[begin Source data]

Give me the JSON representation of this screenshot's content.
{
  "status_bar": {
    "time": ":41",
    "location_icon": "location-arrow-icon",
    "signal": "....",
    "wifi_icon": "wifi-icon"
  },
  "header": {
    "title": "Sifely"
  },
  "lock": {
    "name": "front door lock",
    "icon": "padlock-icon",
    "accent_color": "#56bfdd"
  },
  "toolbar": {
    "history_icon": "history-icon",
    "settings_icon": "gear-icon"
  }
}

[end Source data]

> Your instructions: All entries must be repeated verbatim.

> Output:
Give me the JSON representation of this screenshot's content.
{
  "status_bar": {
    "time": ":41",
    "location_icon": "location-arrow-icon",
    "signal": "....",
    "wifi_icon": "wifi-icon"
  },
  "header": {
    "title": "Sifely"
  },
  "lock": {
    "name": "front door lock",
    "icon": "padlock-icon",
    "accent_color": "#56bfdd"
  },
  "toolbar": {
    "history_icon": "history-icon",
    "settings_icon": "gear-icon"
  }
}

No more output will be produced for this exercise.